STATED GOAL.
Copy each line holding the string "this".

Figure record extracts.
* START *

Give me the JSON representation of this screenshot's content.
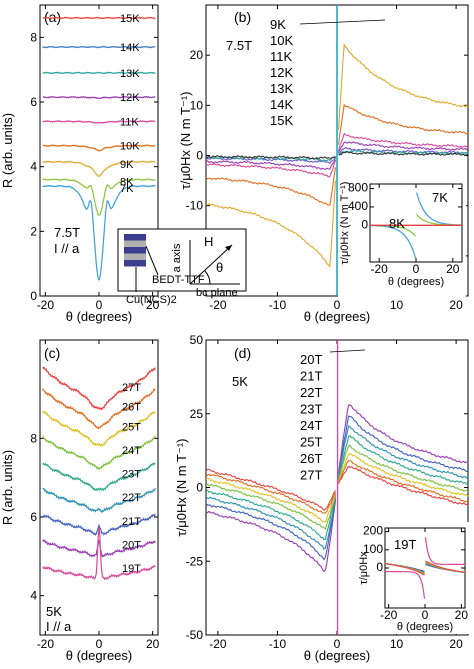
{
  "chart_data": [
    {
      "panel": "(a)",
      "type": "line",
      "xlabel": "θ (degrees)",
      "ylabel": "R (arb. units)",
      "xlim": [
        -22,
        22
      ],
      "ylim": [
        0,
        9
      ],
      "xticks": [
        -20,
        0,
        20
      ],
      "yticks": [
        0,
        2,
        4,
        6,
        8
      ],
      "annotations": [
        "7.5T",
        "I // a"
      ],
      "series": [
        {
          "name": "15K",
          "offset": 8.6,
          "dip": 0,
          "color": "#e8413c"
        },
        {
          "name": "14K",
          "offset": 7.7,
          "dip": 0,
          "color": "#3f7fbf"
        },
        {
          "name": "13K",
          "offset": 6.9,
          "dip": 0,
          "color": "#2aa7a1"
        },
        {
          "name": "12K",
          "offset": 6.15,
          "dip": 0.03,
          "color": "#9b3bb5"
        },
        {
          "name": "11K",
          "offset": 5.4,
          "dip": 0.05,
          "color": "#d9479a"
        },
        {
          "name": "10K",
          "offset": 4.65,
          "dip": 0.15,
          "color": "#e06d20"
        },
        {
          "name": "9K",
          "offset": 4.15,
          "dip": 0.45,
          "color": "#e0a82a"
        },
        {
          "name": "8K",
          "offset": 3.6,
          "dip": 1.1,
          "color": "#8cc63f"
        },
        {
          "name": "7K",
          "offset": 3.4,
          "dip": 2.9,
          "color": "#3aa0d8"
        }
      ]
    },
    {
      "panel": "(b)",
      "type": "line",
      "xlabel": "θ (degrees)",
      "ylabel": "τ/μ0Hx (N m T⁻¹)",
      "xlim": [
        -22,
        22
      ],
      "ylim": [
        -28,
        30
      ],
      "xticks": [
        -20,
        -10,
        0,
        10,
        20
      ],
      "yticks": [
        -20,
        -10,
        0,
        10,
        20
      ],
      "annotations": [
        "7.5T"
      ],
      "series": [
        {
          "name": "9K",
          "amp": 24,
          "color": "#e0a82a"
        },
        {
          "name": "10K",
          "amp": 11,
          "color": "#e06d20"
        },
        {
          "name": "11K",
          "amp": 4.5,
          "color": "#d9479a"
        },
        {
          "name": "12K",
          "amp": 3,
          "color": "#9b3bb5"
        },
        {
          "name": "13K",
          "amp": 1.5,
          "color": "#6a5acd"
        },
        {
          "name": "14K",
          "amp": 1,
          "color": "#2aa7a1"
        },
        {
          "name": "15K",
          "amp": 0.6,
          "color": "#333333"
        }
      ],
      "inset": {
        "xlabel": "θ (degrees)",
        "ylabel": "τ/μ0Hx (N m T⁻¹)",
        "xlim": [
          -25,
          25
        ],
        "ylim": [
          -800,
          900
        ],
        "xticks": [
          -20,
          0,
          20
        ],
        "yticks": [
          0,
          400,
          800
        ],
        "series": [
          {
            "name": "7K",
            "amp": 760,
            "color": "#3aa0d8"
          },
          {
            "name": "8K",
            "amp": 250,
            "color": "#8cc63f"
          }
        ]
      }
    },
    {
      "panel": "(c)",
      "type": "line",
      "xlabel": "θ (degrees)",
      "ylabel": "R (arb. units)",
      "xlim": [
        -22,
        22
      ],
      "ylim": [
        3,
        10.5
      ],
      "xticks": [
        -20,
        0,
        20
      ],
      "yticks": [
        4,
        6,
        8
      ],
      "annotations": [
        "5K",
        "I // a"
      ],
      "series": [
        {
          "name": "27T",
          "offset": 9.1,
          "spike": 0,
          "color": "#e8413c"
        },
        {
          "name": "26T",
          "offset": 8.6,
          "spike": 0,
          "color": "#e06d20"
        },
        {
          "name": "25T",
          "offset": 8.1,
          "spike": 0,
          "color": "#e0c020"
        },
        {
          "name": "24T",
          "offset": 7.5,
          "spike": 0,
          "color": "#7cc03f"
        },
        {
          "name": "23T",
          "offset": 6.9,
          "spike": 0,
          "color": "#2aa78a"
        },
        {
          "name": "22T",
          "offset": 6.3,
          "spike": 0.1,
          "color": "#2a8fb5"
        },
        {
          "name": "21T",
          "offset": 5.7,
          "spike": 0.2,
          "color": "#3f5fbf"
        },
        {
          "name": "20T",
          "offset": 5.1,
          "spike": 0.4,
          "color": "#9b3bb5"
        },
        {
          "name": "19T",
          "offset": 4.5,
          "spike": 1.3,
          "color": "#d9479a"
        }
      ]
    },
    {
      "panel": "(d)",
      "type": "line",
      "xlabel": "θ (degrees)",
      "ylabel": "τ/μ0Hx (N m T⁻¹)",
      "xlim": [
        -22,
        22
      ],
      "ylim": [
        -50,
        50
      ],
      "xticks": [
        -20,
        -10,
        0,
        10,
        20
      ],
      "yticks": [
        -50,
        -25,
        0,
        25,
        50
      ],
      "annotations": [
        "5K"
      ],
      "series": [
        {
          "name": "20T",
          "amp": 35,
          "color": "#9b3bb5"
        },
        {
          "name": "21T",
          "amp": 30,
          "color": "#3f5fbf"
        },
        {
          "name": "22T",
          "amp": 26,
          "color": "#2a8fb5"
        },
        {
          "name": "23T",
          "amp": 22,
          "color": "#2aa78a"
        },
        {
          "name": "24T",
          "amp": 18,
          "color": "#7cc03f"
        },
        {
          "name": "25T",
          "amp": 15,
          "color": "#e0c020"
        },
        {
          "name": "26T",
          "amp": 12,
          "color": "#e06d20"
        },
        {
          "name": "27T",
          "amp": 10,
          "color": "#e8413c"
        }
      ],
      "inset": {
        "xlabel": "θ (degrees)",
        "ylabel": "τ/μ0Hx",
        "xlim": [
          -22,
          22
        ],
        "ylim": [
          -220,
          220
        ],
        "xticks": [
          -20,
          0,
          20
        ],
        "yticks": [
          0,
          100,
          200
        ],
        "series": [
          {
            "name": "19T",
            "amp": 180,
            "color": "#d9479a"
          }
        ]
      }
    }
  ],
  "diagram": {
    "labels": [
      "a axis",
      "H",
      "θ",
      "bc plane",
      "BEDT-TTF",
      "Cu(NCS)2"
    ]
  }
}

* END *
* START *

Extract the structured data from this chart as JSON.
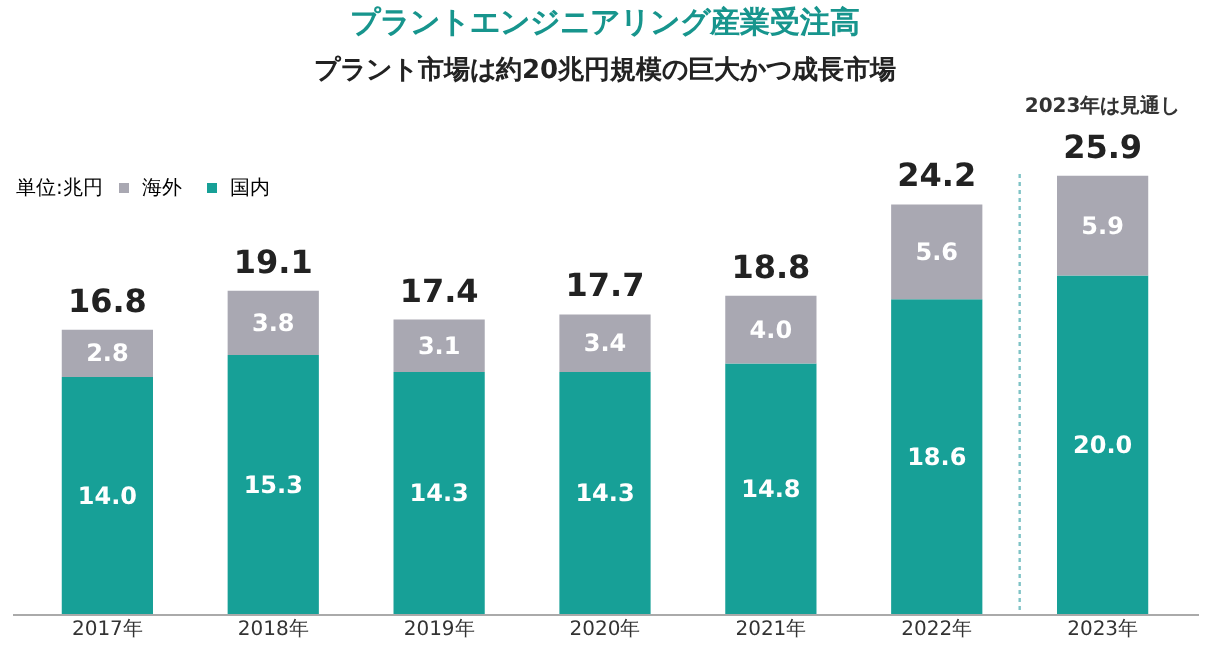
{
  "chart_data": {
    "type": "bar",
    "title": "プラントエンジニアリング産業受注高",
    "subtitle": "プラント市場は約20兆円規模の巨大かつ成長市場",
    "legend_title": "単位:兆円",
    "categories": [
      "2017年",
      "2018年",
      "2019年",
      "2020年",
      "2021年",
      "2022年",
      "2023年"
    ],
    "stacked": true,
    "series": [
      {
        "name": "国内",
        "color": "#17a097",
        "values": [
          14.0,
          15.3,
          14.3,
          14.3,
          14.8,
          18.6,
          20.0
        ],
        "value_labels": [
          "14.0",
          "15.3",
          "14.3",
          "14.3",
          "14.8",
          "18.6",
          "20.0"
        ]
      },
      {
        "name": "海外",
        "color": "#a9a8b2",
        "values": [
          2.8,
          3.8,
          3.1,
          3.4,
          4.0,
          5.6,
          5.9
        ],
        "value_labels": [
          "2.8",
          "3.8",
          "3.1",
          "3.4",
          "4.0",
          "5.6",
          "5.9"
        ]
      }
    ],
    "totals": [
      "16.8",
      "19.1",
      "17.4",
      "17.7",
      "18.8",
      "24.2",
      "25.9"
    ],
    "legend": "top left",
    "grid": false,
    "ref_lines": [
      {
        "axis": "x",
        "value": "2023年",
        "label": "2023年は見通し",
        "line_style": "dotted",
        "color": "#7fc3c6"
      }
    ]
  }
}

* END *

SOLVED EXERCISE.
Give me the JSON representation of this screenshot's content.
Extract the structured data from this chart as JSON.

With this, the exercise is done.